Description of the task → Repeat every line exactly, keeping the pictures out of the copy.

— begin Input records —

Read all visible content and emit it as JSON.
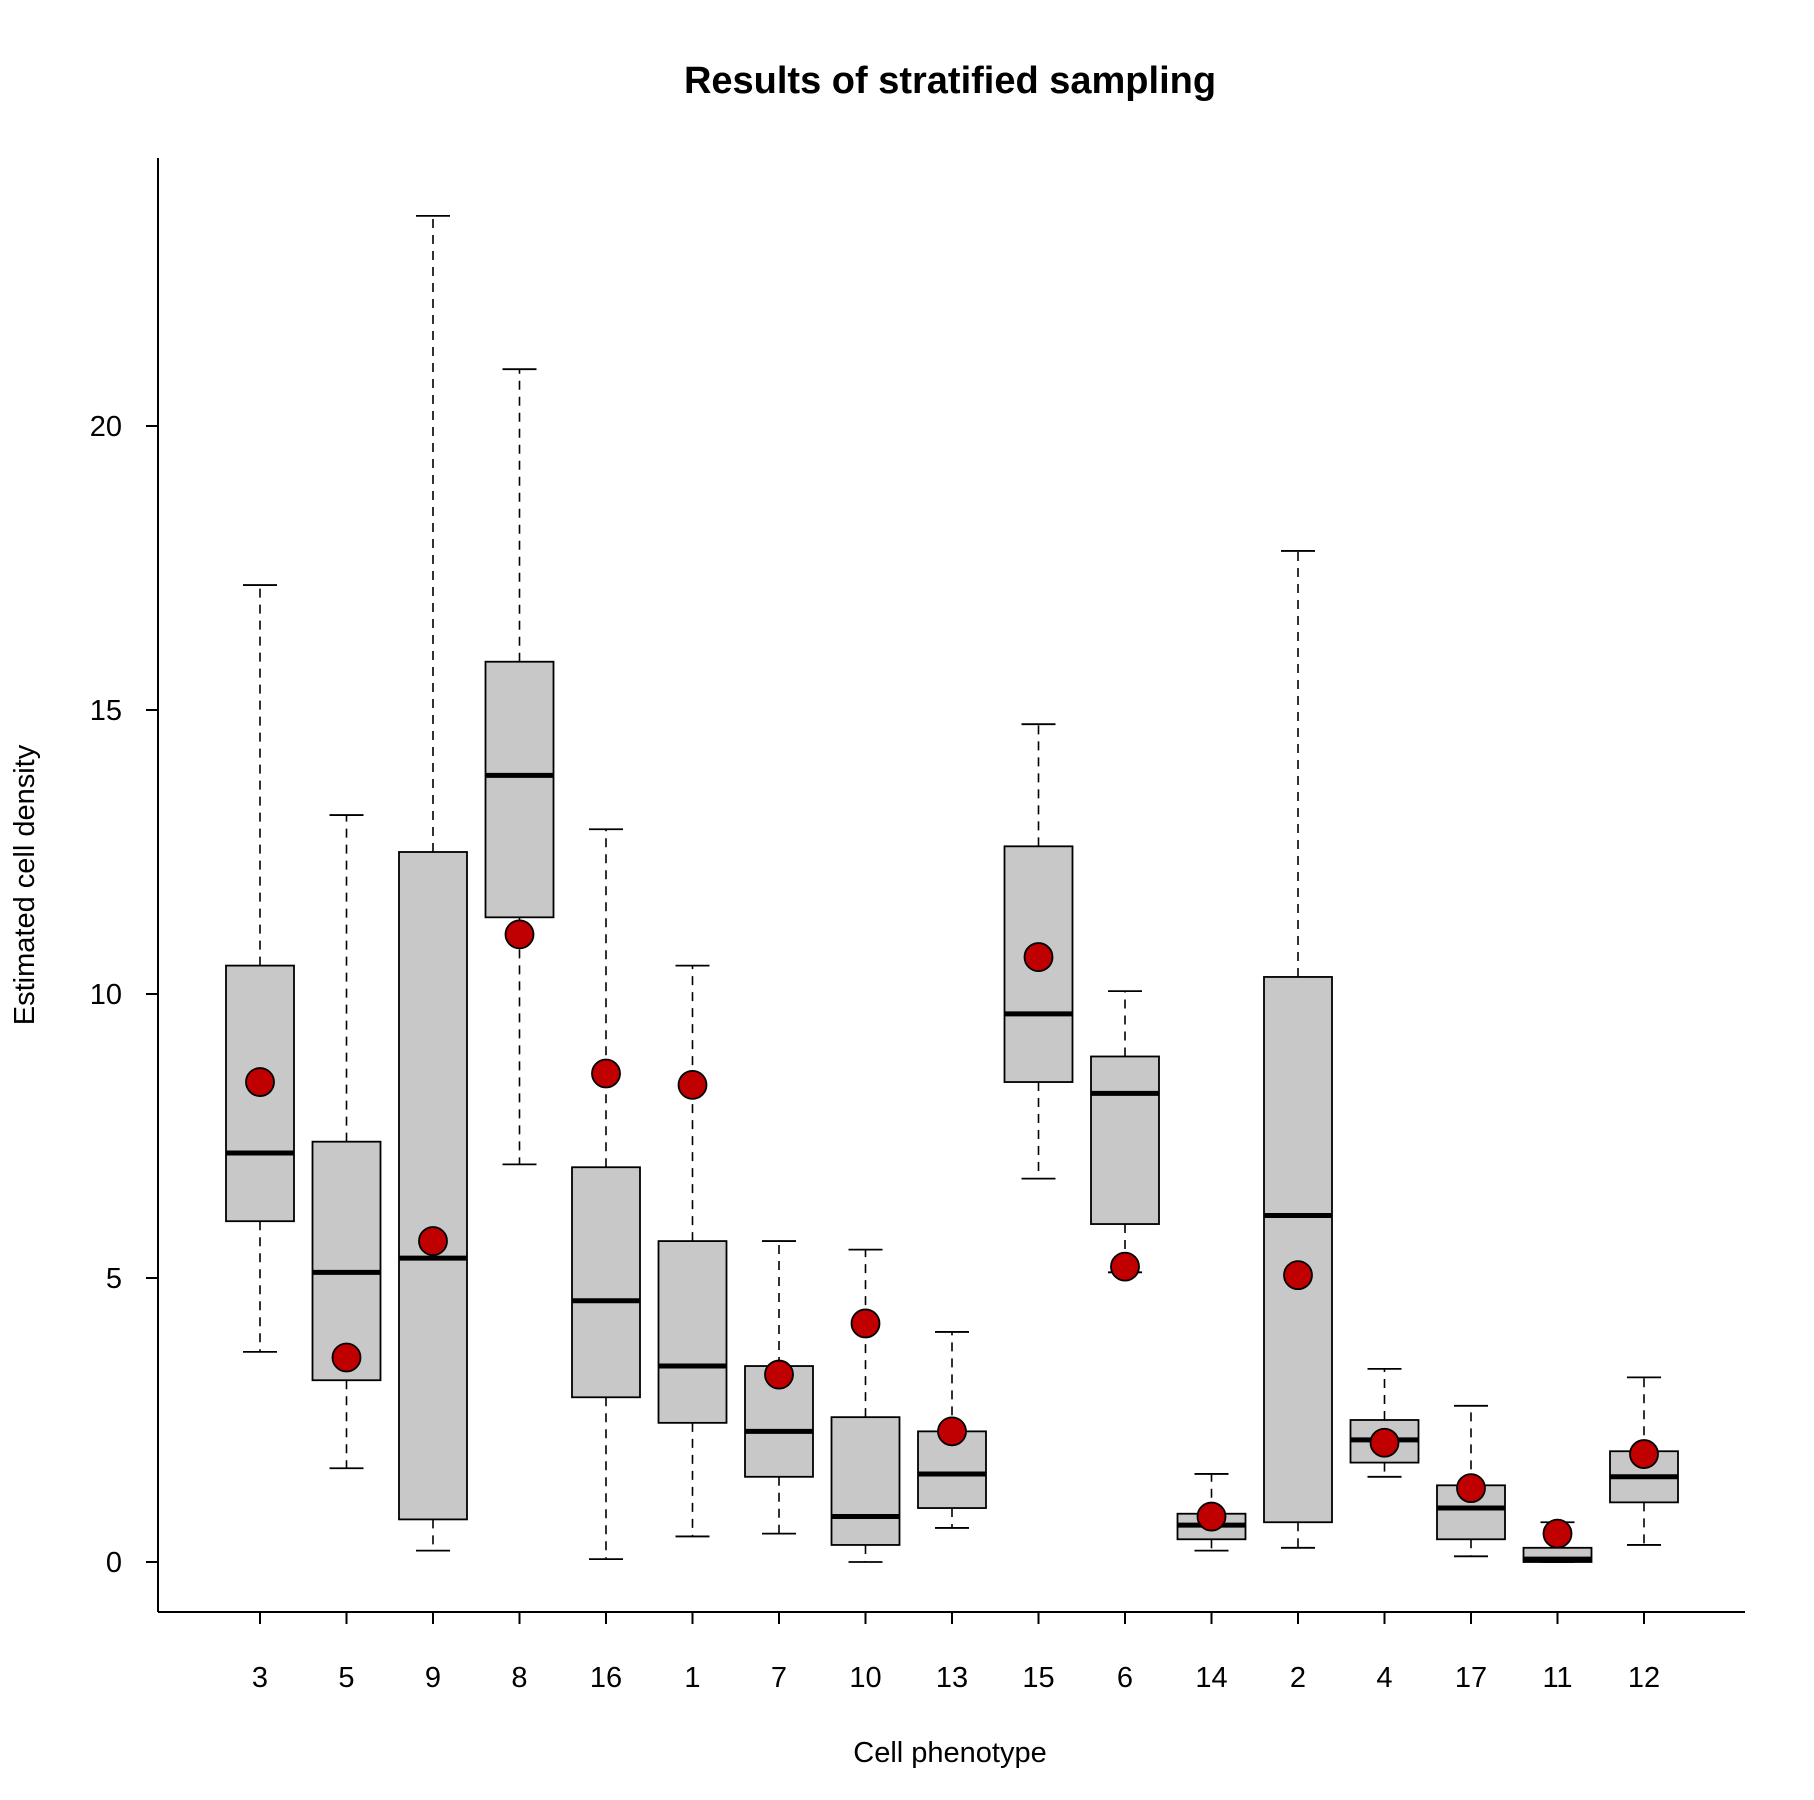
{
  "chart_data": {
    "type": "box",
    "title": "Results of stratified sampling",
    "xlabel": "Cell phenotype",
    "ylabel": "Estimated cell density",
    "ylim": [
      -0.9,
      24.7
    ],
    "yticks": [
      0,
      5,
      10,
      15,
      20
    ],
    "ytick_labels": [
      "0",
      "5",
      "10",
      "15",
      "20"
    ],
    "grid": false,
    "colors": {
      "box_fill": "#c8c8c8",
      "box_stroke": "#000000",
      "point_fill": "#c00000",
      "point_stroke": "#000000"
    },
    "categories": [
      "3",
      "5",
      "9",
      "8",
      "16",
      "1",
      "7",
      "10",
      "13",
      "15",
      "6",
      "14",
      "2",
      "4",
      "17",
      "11",
      "12"
    ],
    "boxes": [
      {
        "category": "3",
        "whisker_low": 3.7,
        "q1": 6.0,
        "median": 7.2,
        "q3": 10.5,
        "whisker_high": 17.2
      },
      {
        "category": "5",
        "whisker_low": 1.65,
        "q1": 3.2,
        "median": 5.1,
        "q3": 7.4,
        "whisker_high": 13.15
      },
      {
        "category": "9",
        "whisker_low": 0.2,
        "q1": 0.75,
        "median": 5.35,
        "q3": 12.5,
        "whisker_high": 23.7
      },
      {
        "category": "8",
        "whisker_low": 7.0,
        "q1": 11.35,
        "median": 13.85,
        "q3": 15.85,
        "whisker_high": 21.0
      },
      {
        "category": "16",
        "whisker_low": 0.05,
        "q1": 2.9,
        "median": 4.6,
        "q3": 6.95,
        "whisker_high": 12.9
      },
      {
        "category": "1",
        "whisker_low": 0.45,
        "q1": 2.45,
        "median": 3.45,
        "q3": 5.65,
        "whisker_high": 10.5
      },
      {
        "category": "7",
        "whisker_low": 0.5,
        "q1": 1.5,
        "median": 2.3,
        "q3": 3.45,
        "whisker_high": 5.65
      },
      {
        "category": "10",
        "whisker_low": 0.0,
        "q1": 0.3,
        "median": 0.8,
        "q3": 2.55,
        "whisker_high": 5.5
      },
      {
        "category": "13",
        "whisker_low": 0.6,
        "q1": 0.95,
        "median": 1.55,
        "q3": 2.3,
        "whisker_high": 4.05
      },
      {
        "category": "15",
        "whisker_low": 6.75,
        "q1": 8.45,
        "median": 9.65,
        "q3": 12.6,
        "whisker_high": 14.75
      },
      {
        "category": "6",
        "whisker_low": 5.1,
        "q1": 5.95,
        "median": 8.25,
        "q3": 8.9,
        "whisker_high": 10.05
      },
      {
        "category": "14",
        "whisker_low": 0.2,
        "q1": 0.4,
        "median": 0.65,
        "q3": 0.85,
        "whisker_high": 1.55
      },
      {
        "category": "2",
        "whisker_low": 0.25,
        "q1": 0.7,
        "median": 6.1,
        "q3": 10.3,
        "whisker_high": 17.8
      },
      {
        "category": "4",
        "whisker_low": 1.5,
        "q1": 1.75,
        "median": 2.15,
        "q3": 2.5,
        "whisker_high": 3.4
      },
      {
        "category": "17",
        "whisker_low": 0.1,
        "q1": 0.4,
        "median": 0.95,
        "q3": 1.35,
        "whisker_high": 2.75
      },
      {
        "category": "11",
        "whisker_low": 0.0,
        "q1": 0.0,
        "median": 0.05,
        "q3": 0.25,
        "whisker_high": 0.7
      },
      {
        "category": "12",
        "whisker_low": 0.3,
        "q1": 1.05,
        "median": 1.5,
        "q3": 1.95,
        "whisker_high": 3.25
      }
    ],
    "points": [
      {
        "category": "3",
        "y": 8.45
      },
      {
        "category": "5",
        "y": 3.6
      },
      {
        "category": "9",
        "y": 5.65
      },
      {
        "category": "8",
        "y": 11.05
      },
      {
        "category": "16",
        "y": 8.6
      },
      {
        "category": "1",
        "y": 8.4
      },
      {
        "category": "7",
        "y": 3.3
      },
      {
        "category": "10",
        "y": 4.2
      },
      {
        "category": "13",
        "y": 2.3
      },
      {
        "category": "15",
        "y": 10.65
      },
      {
        "category": "6",
        "y": 5.2
      },
      {
        "category": "14",
        "y": 0.8
      },
      {
        "category": "2",
        "y": 5.05
      },
      {
        "category": "4",
        "y": 2.1
      },
      {
        "category": "17",
        "y": 1.3
      },
      {
        "category": "11",
        "y": 0.5
      },
      {
        "category": "12",
        "y": 1.9
      }
    ]
  }
}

— end Input records —

Response to this task →
Read all visible content and emit it as JSON.
{
  "chart_data": {
    "type": "box",
    "title": "Results of stratified sampling",
    "xlabel": "Cell phenotype",
    "ylabel": "Estimated cell density",
    "ylim": [
      -0.9,
      24.7
    ],
    "yticks": [
      0,
      5,
      10,
      15,
      20
    ],
    "ytick_labels": [
      "0",
      "5",
      "10",
      "15",
      "20"
    ],
    "grid": false,
    "colors": {
      "box_fill": "#c8c8c8",
      "box_stroke": "#000000",
      "point_fill": "#c00000",
      "point_stroke": "#000000"
    },
    "categories": [
      "3",
      "5",
      "9",
      "8",
      "16",
      "1",
      "7",
      "10",
      "13",
      "15",
      "6",
      "14",
      "2",
      "4",
      "17",
      "11",
      "12"
    ],
    "boxes": [
      {
        "category": "3",
        "whisker_low": 3.7,
        "q1": 6.0,
        "median": 7.2,
        "q3": 10.5,
        "whisker_high": 17.2
      },
      {
        "category": "5",
        "whisker_low": 1.65,
        "q1": 3.2,
        "median": 5.1,
        "q3": 7.4,
        "whisker_high": 13.15
      },
      {
        "category": "9",
        "whisker_low": 0.2,
        "q1": 0.75,
        "median": 5.35,
        "q3": 12.5,
        "whisker_high": 23.7
      },
      {
        "category": "8",
        "whisker_low": 7.0,
        "q1": 11.35,
        "median": 13.85,
        "q3": 15.85,
        "whisker_high": 21.0
      },
      {
        "category": "16",
        "whisker_low": 0.05,
        "q1": 2.9,
        "median": 4.6,
        "q3": 6.95,
        "whisker_high": 12.9
      },
      {
        "category": "1",
        "whisker_low": 0.45,
        "q1": 2.45,
        "median": 3.45,
        "q3": 5.65,
        "whisker_high": 10.5
      },
      {
        "category": "7",
        "whisker_low": 0.5,
        "q1": 1.5,
        "median": 2.3,
        "q3": 3.45,
        "whisker_high": 5.65
      },
      {
        "category": "10",
        "whisker_low": 0.0,
        "q1": 0.3,
        "median": 0.8,
        "q3": 2.55,
        "whisker_high": 5.5
      },
      {
        "category": "13",
        "whisker_low": 0.6,
        "q1": 0.95,
        "median": 1.55,
        "q3": 2.3,
        "whisker_high": 4.05
      },
      {
        "category": "15",
        "whisker_low": 6.75,
        "q1": 8.45,
        "median": 9.65,
        "q3": 12.6,
        "whisker_high": 14.75
      },
      {
        "category": "6",
        "whisker_low": 5.1,
        "q1": 5.95,
        "median": 8.25,
        "q3": 8.9,
        "whisker_high": 10.05
      },
      {
        "category": "14",
        "whisker_low": 0.2,
        "q1": 0.4,
        "median": 0.65,
        "q3": 0.85,
        "whisker_high": 1.55
      },
      {
        "category": "2",
        "whisker_low": 0.25,
        "q1": 0.7,
        "median": 6.1,
        "q3": 10.3,
        "whisker_high": 17.8
      },
      {
        "category": "4",
        "whisker_low": 1.5,
        "q1": 1.75,
        "median": 2.15,
        "q3": 2.5,
        "whisker_high": 3.4
      },
      {
        "category": "17",
        "whisker_low": 0.1,
        "q1": 0.4,
        "median": 0.95,
        "q3": 1.35,
        "whisker_high": 2.75
      },
      {
        "category": "11",
        "whisker_low": 0.0,
        "q1": 0.0,
        "median": 0.05,
        "q3": 0.25,
        "whisker_high": 0.7
      },
      {
        "category": "12",
        "whisker_low": 0.3,
        "q1": 1.05,
        "median": 1.5,
        "q3": 1.95,
        "whisker_high": 3.25
      }
    ],
    "points": [
      {
        "category": "3",
        "y": 8.45
      },
      {
        "category": "5",
        "y": 3.6
      },
      {
        "category": "9",
        "y": 5.65
      },
      {
        "category": "8",
        "y": 11.05
      },
      {
        "category": "16",
        "y": 8.6
      },
      {
        "category": "1",
        "y": 8.4
      },
      {
        "category": "7",
        "y": 3.3
      },
      {
        "category": "10",
        "y": 4.2
      },
      {
        "category": "13",
        "y": 2.3
      },
      {
        "category": "15",
        "y": 10.65
      },
      {
        "category": "6",
        "y": 5.2
      },
      {
        "category": "14",
        "y": 0.8
      },
      {
        "category": "2",
        "y": 5.05
      },
      {
        "category": "4",
        "y": 2.1
      },
      {
        "category": "17",
        "y": 1.3
      },
      {
        "category": "11",
        "y": 0.5
      },
      {
        "category": "12",
        "y": 1.9
      }
    ]
  }
}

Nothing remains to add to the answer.